** GIVEN ENTRIES **
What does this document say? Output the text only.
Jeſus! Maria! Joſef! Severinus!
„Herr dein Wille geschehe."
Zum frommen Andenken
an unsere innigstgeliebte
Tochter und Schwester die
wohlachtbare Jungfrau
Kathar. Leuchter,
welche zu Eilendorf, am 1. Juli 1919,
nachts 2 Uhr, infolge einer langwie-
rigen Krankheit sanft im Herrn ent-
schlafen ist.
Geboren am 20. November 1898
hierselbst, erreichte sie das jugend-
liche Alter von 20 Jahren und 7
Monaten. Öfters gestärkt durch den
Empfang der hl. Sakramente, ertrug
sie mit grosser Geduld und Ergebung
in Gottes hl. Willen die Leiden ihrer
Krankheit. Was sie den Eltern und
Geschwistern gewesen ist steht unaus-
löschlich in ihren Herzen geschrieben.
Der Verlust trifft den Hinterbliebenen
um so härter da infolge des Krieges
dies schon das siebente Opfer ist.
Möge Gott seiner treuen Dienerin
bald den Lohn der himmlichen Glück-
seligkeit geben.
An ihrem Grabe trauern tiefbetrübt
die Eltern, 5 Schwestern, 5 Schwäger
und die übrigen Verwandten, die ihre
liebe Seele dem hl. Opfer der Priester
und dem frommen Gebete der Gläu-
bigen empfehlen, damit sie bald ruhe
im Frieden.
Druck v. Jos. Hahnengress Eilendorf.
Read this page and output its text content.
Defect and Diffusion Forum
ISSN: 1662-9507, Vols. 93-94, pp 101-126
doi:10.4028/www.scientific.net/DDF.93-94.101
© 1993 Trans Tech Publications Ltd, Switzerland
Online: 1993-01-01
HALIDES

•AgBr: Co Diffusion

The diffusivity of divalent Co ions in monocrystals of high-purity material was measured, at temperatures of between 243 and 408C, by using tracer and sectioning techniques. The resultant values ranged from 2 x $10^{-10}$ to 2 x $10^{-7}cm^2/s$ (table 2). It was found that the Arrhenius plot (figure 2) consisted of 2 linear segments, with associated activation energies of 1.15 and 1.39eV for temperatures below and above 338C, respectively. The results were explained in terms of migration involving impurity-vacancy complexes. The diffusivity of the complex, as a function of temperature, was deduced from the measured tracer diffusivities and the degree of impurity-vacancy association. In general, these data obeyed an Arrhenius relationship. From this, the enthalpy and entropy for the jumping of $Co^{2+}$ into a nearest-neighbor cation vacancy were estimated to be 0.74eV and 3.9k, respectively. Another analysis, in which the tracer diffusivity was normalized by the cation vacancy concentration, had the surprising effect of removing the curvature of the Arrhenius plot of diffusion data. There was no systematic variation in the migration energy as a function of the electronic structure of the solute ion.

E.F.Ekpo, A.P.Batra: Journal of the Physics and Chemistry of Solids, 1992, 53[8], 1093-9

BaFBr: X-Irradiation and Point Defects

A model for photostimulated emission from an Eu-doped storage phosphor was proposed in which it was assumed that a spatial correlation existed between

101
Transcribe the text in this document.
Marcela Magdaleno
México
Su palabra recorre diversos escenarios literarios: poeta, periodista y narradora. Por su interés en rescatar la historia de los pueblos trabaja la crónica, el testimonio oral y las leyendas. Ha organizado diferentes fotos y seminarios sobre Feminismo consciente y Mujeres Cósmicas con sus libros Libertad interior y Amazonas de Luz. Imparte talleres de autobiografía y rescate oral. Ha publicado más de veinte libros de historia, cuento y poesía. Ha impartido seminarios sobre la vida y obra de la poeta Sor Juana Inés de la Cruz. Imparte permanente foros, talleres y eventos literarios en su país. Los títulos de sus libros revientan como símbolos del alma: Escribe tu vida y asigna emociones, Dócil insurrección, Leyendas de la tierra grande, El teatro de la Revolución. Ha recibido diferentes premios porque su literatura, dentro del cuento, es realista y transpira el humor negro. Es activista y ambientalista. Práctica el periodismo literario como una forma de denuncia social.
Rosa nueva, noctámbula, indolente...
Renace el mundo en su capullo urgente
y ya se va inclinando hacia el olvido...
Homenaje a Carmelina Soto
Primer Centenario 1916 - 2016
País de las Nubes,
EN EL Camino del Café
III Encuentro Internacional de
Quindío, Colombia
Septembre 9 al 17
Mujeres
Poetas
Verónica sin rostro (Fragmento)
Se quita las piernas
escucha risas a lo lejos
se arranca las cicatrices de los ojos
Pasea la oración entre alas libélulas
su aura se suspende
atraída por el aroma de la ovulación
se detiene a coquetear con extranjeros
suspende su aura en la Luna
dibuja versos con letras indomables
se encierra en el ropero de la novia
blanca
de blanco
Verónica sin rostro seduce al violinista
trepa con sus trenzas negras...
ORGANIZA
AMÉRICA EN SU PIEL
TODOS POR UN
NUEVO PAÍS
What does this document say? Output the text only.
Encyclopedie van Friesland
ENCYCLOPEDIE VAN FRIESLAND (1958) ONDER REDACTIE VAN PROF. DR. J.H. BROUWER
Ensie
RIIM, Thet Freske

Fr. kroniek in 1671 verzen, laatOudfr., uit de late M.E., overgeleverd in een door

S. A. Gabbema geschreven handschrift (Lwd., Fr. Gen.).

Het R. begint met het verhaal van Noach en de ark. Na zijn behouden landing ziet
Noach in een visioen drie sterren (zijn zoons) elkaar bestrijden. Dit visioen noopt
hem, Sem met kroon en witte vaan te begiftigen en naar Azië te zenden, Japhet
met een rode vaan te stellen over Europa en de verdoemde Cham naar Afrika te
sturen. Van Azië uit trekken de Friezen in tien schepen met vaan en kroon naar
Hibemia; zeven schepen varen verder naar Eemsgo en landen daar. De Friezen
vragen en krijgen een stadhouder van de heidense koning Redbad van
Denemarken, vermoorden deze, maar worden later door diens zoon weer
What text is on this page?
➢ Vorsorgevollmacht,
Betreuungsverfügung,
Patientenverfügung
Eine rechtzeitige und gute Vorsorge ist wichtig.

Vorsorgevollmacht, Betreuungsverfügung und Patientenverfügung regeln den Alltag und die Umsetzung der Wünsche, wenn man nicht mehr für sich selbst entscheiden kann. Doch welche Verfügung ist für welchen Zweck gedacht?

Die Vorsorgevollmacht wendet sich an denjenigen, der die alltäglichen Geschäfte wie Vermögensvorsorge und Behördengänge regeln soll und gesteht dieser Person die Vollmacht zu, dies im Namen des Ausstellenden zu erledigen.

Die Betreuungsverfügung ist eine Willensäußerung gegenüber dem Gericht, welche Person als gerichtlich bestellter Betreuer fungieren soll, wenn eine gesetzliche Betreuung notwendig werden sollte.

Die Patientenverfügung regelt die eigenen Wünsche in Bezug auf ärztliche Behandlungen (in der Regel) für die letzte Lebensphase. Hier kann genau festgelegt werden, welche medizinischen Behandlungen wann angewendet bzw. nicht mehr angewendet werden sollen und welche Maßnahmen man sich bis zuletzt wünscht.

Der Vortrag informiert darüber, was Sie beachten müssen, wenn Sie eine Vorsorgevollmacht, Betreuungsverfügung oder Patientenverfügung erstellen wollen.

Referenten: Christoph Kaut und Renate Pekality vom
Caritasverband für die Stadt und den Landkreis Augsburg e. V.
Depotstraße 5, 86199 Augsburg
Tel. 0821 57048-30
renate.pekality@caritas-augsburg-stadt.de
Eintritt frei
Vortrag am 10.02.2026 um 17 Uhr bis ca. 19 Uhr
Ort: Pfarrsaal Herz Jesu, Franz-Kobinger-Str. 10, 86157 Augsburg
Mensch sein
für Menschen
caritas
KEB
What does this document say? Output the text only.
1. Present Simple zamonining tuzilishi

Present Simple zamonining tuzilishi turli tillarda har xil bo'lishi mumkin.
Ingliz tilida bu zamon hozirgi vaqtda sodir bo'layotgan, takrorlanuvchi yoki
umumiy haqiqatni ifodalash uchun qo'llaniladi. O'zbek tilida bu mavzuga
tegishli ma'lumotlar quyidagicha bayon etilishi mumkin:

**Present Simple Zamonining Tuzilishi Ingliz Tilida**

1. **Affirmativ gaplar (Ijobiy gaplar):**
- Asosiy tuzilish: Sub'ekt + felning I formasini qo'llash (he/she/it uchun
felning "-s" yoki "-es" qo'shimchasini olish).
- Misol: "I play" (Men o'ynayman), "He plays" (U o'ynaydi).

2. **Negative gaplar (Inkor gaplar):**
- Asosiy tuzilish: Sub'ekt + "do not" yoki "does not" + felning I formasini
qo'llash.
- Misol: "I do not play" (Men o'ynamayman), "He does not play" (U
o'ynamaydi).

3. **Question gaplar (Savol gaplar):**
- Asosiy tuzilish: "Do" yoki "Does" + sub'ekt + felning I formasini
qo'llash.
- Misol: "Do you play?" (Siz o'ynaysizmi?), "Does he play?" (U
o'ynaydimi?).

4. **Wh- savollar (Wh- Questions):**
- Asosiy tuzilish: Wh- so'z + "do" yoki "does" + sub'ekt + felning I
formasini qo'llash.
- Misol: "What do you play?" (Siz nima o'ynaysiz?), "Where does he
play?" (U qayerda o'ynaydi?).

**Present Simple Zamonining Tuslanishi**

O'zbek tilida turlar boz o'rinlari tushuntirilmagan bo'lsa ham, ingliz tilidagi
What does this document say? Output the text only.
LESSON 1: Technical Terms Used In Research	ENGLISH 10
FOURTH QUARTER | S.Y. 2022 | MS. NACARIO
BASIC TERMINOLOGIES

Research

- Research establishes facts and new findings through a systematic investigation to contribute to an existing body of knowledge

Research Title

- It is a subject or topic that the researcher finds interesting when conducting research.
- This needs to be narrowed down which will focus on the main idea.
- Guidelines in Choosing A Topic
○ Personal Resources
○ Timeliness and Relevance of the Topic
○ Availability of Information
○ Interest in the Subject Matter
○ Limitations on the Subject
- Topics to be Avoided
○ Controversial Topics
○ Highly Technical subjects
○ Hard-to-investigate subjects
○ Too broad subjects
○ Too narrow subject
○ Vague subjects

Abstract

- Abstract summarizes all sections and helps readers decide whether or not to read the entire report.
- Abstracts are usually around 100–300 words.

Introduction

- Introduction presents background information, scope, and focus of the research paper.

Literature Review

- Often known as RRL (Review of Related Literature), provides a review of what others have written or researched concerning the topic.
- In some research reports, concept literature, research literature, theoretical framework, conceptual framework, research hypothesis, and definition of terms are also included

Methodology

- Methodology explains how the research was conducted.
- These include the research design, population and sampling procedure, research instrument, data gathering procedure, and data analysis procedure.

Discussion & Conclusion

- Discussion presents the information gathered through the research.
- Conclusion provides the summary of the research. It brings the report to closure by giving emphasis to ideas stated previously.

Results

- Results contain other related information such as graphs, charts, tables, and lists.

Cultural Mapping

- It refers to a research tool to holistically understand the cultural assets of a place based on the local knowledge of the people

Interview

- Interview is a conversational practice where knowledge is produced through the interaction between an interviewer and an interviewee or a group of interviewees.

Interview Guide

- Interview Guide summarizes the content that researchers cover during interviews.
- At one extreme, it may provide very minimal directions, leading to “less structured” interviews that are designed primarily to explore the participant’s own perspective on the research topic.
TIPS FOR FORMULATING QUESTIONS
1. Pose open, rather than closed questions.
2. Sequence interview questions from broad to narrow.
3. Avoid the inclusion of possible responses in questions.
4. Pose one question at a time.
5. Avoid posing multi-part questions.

** PROBLEM DETAILS **
Filter the entries down to the lines with the word "summarizes" in them.

** RIGHT ANSWER **
- Abstract summarizes all sections and helps readers decide whether or not to read the entire report.
- Interview Guide summarizes the content that researchers cover during interviews.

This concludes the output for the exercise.